- [EXCERPT TO READ]
------------------------------------------------------------------------

RFWD2 protein, human

All plasmids used in this study were generated by In-Fusion Cloning methods (https://www.takarabio.com/products/cloning/in-fusion-cloning). The sequences subcloned into plasmids were verified by Sanger sequencing. The mammalian cell expression vectors used in this study were made with pQCMV-Flag-GFP (Supplementary Fig. 4), pQCMV-GFP (Supplementary Fig. 4), and pCMV-Myc^{20 (link)}. pQCMV-Flag-GFP vector was modified from the commercial plasmid pEGFP-N1 (Clontech), which allows the inserted gene expressed under control of the CMV promoter and fused with dual in-frame tags of Flag and GFP. pQCMV-GFP vector was further modified from pQCMV-Flag-GFP by removing the coding sequence of Flag tag. pCMV-Myc vector was described previously^{20 (link)}. To generate plasmids expressing Flag-LRB1, Flag-LRB2, Flag-CRY2, and Flag-CRY2^D387A, the coding sequences (CDS) of all the above genes were amplified either from Arabidopsis cDNA or plasmids made before by PCR, the purified PCR products were then subcloned into SpeI/KpnI-digested pQCMV-Flag-GFP vector through in-fusion. Myc-LRB1, Myc-LRB2, Myc-CRY2, Myc-SPA1, and Myc-COP1 plasmids were prepared by cloning the CDS of the genes into the BamHI site of pCMV-Myc vector. For plasmids expressing HA-PPK1 and HA-PPK1^D267N, the coding sequences of PPK1 and PPK1^D267N were PCR-amplified from plasmids made before by using the primers, of which a 2x HA coding sequence was attached to the 5’ end of forward primer, and introduced into SpeI/KpnI-digested pQCMV-GFP vector by in-fusion. The gene-specific primers for constructs used for expressing recombinant proteins in HEK293T cells are listed in Supplementary Table 2.
The BiFC constructs were built with the vectors described previously^{47 (link)}. The coding sequences of LRB1 (AT2G46260), LRB2 (AT3G61600), CRY2 (AT1G04400), and CRY2^D387A were PCR-amplified and cloned into pDONR/Zeo entry vector through BP reaction (Gateway™ BP Clonase™ II Enzyme mix, Cat. # 11789020, Invitrogen). The entry constructs were then introduced into the destination vector pX-nYFP (N-terminus of YFP fused to C-terminus of genes) or pcCFP-X (C-terminus of CFP fused to N-terminus of genes) by LR reaction (Gateway™ LR Clonase™ II Enzyme mix, Cat. # 11791020, Invitrogen). The gene-specific primers of Gateway cloning for constructs used for BiFC assys are listed in Supplementary Table 2.
The split-LUC constructs were made with the vectors described previously^{48 (link)}. CRY2 were fused to the C-terminus of cLUC (the C-terminus of Luciferase). LRB1ΔBTB were generated by seamlessly connecting two fragments, 1-426 bp and 637-1683 bp of LRB1 coding sequence, with 15 bp overlaps, by infusion cloning method. LRB2ΔBTB were generated with two fragments, 1-432 bp and 751-1683 bp of LRB2 coding sequence through the same method as making LRB1ΔBTB. LRB1ΔBTB and LRB2ΔBTB were then fused to the N-terminus of nLUC (the N-terminus of Luciferase) by in-fusion. The primers for constructs used for Split-LUC assays are listed in Supplementary Table 2.

------------------------------------------------------------------------

- [YOUR OBJECTIVE] Reproduce the plasmid construction text from "The BiFC constructs" up to and including "assys are listed in Supplementary Table 2.", keeping every word and symbol unchanged.

- [DATA LISTING]
------------------------------------------------------------------------

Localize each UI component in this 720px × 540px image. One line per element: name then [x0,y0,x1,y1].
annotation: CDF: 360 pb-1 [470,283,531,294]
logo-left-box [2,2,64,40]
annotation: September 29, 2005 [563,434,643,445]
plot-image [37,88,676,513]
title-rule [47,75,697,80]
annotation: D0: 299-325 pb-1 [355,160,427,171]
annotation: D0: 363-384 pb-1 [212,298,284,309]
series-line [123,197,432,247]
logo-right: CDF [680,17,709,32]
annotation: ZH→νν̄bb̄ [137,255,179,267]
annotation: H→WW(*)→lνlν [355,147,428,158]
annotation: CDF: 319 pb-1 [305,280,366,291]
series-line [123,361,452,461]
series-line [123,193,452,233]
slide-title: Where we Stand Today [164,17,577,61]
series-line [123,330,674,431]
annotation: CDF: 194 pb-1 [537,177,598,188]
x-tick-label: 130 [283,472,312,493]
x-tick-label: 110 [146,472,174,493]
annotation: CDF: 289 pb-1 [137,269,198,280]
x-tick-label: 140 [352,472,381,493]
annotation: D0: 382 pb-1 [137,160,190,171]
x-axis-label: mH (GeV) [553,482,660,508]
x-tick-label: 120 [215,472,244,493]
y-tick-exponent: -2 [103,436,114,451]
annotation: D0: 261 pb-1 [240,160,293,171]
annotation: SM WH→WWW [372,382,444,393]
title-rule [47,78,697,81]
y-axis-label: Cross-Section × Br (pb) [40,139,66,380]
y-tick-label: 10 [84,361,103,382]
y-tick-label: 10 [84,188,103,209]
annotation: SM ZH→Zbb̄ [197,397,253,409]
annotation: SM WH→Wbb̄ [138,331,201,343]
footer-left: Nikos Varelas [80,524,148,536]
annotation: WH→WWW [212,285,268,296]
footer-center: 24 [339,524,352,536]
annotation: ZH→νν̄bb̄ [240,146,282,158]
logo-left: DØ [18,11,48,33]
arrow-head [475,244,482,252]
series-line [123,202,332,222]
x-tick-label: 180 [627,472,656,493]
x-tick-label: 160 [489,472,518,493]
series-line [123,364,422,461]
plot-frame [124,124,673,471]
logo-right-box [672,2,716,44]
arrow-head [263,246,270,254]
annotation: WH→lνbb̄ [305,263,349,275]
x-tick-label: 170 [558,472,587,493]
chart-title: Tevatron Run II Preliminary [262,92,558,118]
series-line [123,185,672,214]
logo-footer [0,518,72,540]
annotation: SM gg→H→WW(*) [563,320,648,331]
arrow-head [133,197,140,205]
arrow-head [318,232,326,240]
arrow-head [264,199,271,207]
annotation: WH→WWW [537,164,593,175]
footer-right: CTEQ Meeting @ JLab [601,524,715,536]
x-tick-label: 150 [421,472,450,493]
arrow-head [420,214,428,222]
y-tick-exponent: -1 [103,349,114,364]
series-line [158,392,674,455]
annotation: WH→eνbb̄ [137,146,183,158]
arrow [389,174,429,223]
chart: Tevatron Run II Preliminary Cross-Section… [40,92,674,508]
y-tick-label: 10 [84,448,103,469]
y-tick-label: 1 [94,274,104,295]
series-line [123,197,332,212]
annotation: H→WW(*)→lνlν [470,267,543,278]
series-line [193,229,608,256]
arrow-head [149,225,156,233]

------------------------------------------------------------------------

- [RESPONSE AREA]
The BiFC constructs were built with the vectors described previously^{47 (link)}. The coding sequences of LRB1 (AT2G46260), LRB2 (AT3G61600), CRY2 (AT1G04400), and CRY2^D387A were PCR-amplified and cloned into pDONR/Zeo entry vector through BP reaction (Gateway™ BP Clonase™ II Enzyme mix, Cat. # 11789020, Invitrogen). The entry constructs were then introduced into the destination vector pX-nYFP (N-terminus of YFP fused to C-terminus of genes) or pcCFP-X (C-terminus of CFP fused to N-terminus of genes) by LR reaction (Gateway™ LR Clonase™ II Enzyme mix, Cat. # 11791020, Invitrogen). The gene-specific primers of Gateway cloning for constructs used for BiFC assys are listed in Supplementary Table 2.